Given task:
Reproduce all the entries exactly and keep the pictures out.

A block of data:
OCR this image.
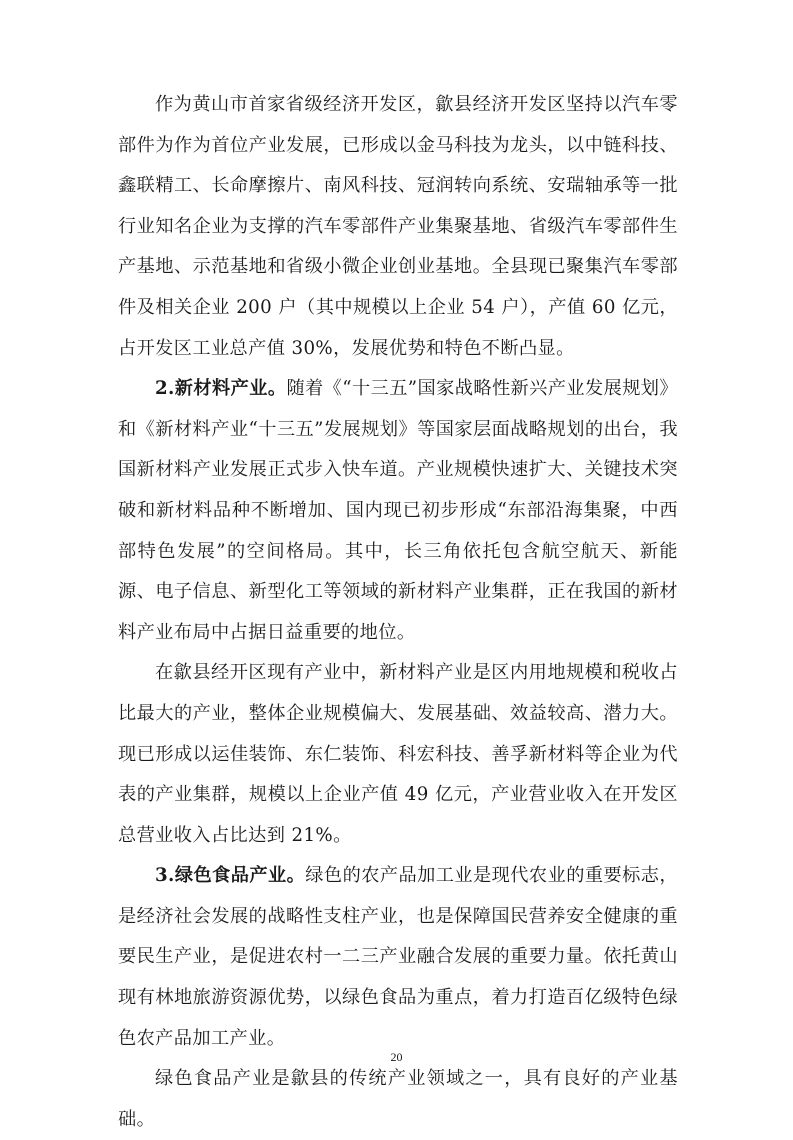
作为黄山市首家省级经济开发区，歙县经济开发区坚持以汽车零部件为作为首位产业发展，已形成以金马科技为龙头，以中链科技、鑫联精工、长命摩擦片、南风科技、冠润转向系统、安瑞轴承等一批行业知名企业为支撑的汽车零部件产业集聚基地、省级汽车零部件生产基地、示范基地和省级小微企业创业基地。全县现已聚集汽车零部件及相关企业 200 户（其中规模以上企业 54 户），产值 60 亿元，占开发区工业总产值 30%，发展优势和特色不断凸显。

2.新材料产业。随着《“十三五”国家战略性新兴产业发展规划》和《新材料产业“十三五”发展规划》等国家层面战略规划的出台，我国新材料产业发展正式步入快车道。产业规模快速扩大、关键技术突破和新材料品种不断增加、国内现已初步形成“东部沿海集聚，中西部特色发展”的空间格局。其中，长三角依托包含航空航天、新能源、电子信息、新型化工等领域的新材料产业集群，正在我国的新材料产业布局中占据日益重要的地位。

在歙县经开区现有产业中，新材料产业是区内用地规模和税收占比最大的产业，整体企业规模偏大、发展基础、效益较高、潜力大。现已形成以运佳装饰、东仁装饰、科宏科技、善孚新材料等企业为代表的产业集群，规模以上企业产值 49 亿元，产业营业收入在开发区总营业收入占比达到 21%。

3.绿色食品产业。绿色的农产品加工业是现代农业的重要标志，是经济社会发展的战略性支柱产业，也是保障国民营养安全健康的重要民生产业，是促进农村一二三产业融合发展的重要力量。依托黄山现有林地旅游资源优势，以绿色食品为重点，着力打造百亿级特色绿色农产品加工产业。

绿色食品产业是歙县的传统产业领域之一，具有良好的产业基础。

20
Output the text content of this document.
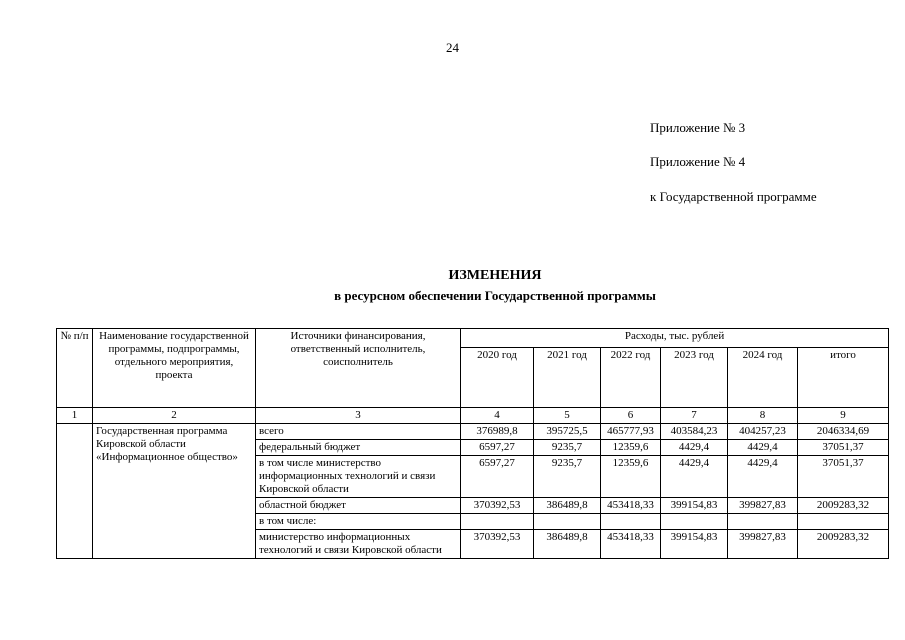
24
Приложение № 3
Приложение № 4
к Государственной программе
ИЗМЕНЕНИЯ
в ресурсном обеспечении Государственной программы
№ п/п	Наименование государственной программы, подпрограммы, отдельного мероприятия, проекта	Источники финансирования, ответственный исполнитель, соисполнитель	Расходы, тыс. рублей					
			2020 год	2021 год	2022 год	2023 год	2024 год	итого
1	2	3	4	5	6	7	8	9
	Государственная программа Кировской области «Информационное общество»	всего	376989,8	395725,5	465777,93	403584,23	404257,23	2046334,69
		федеральный бюджет	6597,27	9235,7	12359,6	4429,4	4429,4	37051,37
		в том числе министерство информационных технологий и связи Кировской области	6597,27	9235,7	12359,6	4429,4	4429,4	37051,37
		областной бюджет	370392,53	386489,8	453418,33	399154,83	399827,83	2009283,32
		в том числе:						
		министерство информационных технологий и связи Кировской области	370392,53	386489,8	453418,33	399154,83	399827,83	2009283,32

Written response:
OCR this image.
作为黄山市首家省级经济开发区，歙县经济开发区坚持以汽车零部件为作为首位产业发展，已形成以金马科技为龙头，以中链科技、鑫联精工、长命摩擦片、南风科技、冠润转向系统、安瑞轴承等一批行业知名企业为支撑的汽车零部件产业集聚基地、省级汽车零部件生产基地、示范基地和省级小微企业创业基地。全县现已聚集汽车零部件及相关企业 200 户（其中规模以上企业 54 户），产值 60 亿元，占开发区工业总产值 30%，发展优势和特色不断凸显。

2.新材料产业。随着《“十三五”国家战略性新兴产业发展规划》和《新材料产业“十三五”发展规划》等国家层面战略规划的出台，我国新材料产业发展正式步入快车道。产业规模快速扩大、关键技术突破和新材料品种不断增加、国内现已初步形成“东部沿海集聚，中西部特色发展”的空间格局。其中，长三角依托包含航空航天、新能源、电子信息、新型化工等领域的新材料产业集群，正在我国的新材料产业布局中占据日益重要的地位。

在歙县经开区现有产业中，新材料产业是区内用地规模和税收占比最大的产业，整体企业规模偏大、发展基础、效益较高、潜力大。现已形成以运佳装饰、东仁装饰、科宏科技、善孚新材料等企业为代表的产业集群，规模以上企业产值 49 亿元，产业营业收入在开发区总营业收入占比达到 21%。

3.绿色食品产业。绿色的农产品加工业是现代农业的重要标志，是经济社会发展的战略性支柱产业，也是保障国民营养安全健康的重要民生产业，是促进农村一二三产业融合发展的重要力量。依托黄山现有林地旅游资源优势，以绿色食品为重点，着力打造百亿级特色绿色农产品加工产业。

绿色食品产业是歙县的传统产业领域之一，具有良好的产业基础。

20
Output the text content of this document.
24
Приложение № 3
Приложение № 4
к Государственной программе
ИЗМЕНЕНИЯ
в ресурсном обеспечении Государственной программы
№ п/п	Наименование государственной программы, подпрограммы, отдельного мероприятия, проекта	Источники финансирования, ответственный исполнитель, соисполнитель	Расходы, тыс. рублей					
			2020 год	2021 год	2022 год	2023 год	2024 год	итого
1	2	3	4	5	6	7	8	9
	Государственная программа Кировской области «Информационное общество»	всего	376989,8	395725,5	465777,93	403584,23	404257,23	2046334,69
		федеральный бюджет	6597,27	9235,7	12359,6	4429,4	4429,4	37051,37
		в том числе министерство информационных технологий и связи Кировской области	6597,27	9235,7	12359,6	4429,4	4429,4	37051,37
		областной бюджет	370392,53	386489,8	453418,33	399154,83	399827,83	2009283,32
		в том числе:						
		министерство информационных технологий и связи Кировской области	370392,53	386489,8	453418,33	399154,83	399827,83	2009283,32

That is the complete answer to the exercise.